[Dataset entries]
---+---

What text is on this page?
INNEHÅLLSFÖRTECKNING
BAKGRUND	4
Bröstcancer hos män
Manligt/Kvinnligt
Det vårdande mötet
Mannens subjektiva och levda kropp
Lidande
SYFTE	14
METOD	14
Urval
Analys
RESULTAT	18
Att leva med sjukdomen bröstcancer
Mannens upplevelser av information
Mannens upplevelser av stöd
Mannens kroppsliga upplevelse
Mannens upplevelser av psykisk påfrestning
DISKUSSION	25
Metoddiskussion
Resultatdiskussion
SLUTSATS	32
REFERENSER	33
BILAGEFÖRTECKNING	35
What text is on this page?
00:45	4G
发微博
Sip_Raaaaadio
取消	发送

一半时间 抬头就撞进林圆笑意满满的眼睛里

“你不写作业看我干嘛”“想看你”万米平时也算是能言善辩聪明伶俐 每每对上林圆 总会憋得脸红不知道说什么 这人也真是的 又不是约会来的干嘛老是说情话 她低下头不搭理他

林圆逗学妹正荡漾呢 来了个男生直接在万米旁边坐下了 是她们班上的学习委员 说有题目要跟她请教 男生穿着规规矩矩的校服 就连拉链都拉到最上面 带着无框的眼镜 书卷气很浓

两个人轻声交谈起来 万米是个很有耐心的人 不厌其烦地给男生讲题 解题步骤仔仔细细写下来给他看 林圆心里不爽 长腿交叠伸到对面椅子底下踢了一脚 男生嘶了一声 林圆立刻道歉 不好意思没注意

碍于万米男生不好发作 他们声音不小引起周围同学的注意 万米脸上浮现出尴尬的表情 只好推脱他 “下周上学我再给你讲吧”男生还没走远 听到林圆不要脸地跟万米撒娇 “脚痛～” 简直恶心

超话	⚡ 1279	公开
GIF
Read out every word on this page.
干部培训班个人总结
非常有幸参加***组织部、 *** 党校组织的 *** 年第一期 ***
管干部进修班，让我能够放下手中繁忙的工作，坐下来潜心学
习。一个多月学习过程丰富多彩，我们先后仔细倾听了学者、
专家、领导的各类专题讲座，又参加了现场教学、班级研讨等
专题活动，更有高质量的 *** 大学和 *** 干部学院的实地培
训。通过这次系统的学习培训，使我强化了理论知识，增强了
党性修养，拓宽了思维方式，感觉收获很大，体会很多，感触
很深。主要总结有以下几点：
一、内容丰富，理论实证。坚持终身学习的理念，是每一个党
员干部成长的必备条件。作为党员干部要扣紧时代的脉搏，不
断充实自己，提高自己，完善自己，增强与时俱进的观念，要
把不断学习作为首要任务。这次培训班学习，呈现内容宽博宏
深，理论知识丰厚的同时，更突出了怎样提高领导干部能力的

---+---

Retype all the records, matching them exactly.

# Full output
What text is on this page?
INNEHÅLLSFÖRTECKNING
BAKGRUND	4
Bröstcancer hos män
Manligt/Kvinnligt
Det vårdande mötet
Mannens subjektiva och levda kropp
Lidande
SYFTE	14
METOD	14
Urval
Analys
RESULTAT	18
Att leva med sjukdomen bröstcancer
Mannens upplevelser av information
Mannens upplevelser av stöd
Mannens kroppsliga upplevelse
Mannens upplevelser av psykisk påfrestning
DISKUSSION	25
Metoddiskussion
Resultatdiskussion
SLUTSATS	32
REFERENSER	33
BILAGEFÖRTECKNING	35
What text is on this page?
00:45	4G
发微博
Sip_Raaaaadio
取消	发送

一半时间 抬头就撞进林圆笑意满满的眼睛里

“你不写作业看我干嘛”“想看你”万米平时也算是能言善辩聪明伶俐 每每对上林圆 总会憋得脸红不知道说什么 这人也真是的 又不是约会来的干嘛老是说情话 她低下头不搭理他

林圆逗学妹正荡漾呢 来了个男生直接在万米旁边坐下了 是她们班上的学习委员 说有题目要跟她请教 男生穿着规规矩矩的校服 就连拉链都拉到最上面 带着无框的眼镜 书卷气很浓

两个人轻声交谈起来 万米是个很有耐心的人 不厌其烦地给男生讲题 解题步骤仔仔细细写下来给他看 林圆心里不爽 长腿交叠伸到对面椅子底下踢了一脚 男生嘶了一声 林圆立刻道歉 不好意思没注意

碍于万米男生不好发作 他们声音不小引起周围同学的注意 万米脸上浮现出尴尬的表情 只好推脱他 “下周上学我再给你讲吧”男生还没走远 听到林圆不要脸地跟万米撒娇 “脚痛～” 简直恶心

超话	⚡ 1279	公开
GIF
Read out every word on this page.
干部培训班个人总结
非常有幸参加***组织部、 *** 党校组织的 *** 年第一期 ***
管干部进修班，让我能够放下手中繁忙的工作，坐下来潜心学
习。一个多月学习过程丰富多彩，我们先后仔细倾听了学者、
专家、领导的各类专题讲座，又参加了现场教学、班级研讨等
专题活动，更有高质量的 *** 大学和 *** 干部学院的实地培
训。通过这次系统的学习培训，使我强化了理论知识，增强了
党性修养，拓宽了思维方式，感觉收获很大，体会很多，感触
很深。主要总结有以下几点：
一、内容丰富，理论实证。坚持终身学习的理念，是每一个党
员干部成长的必备条件。作为党员干部要扣紧时代的脉搏，不
断充实自己，提高自己，完善自己，增强与时俱进的观念，要
把不断学习作为首要任务。这次培训班学习，呈现内容宽博宏
深，理论知识丰厚的同时，更突出了怎样提高领导干部能力的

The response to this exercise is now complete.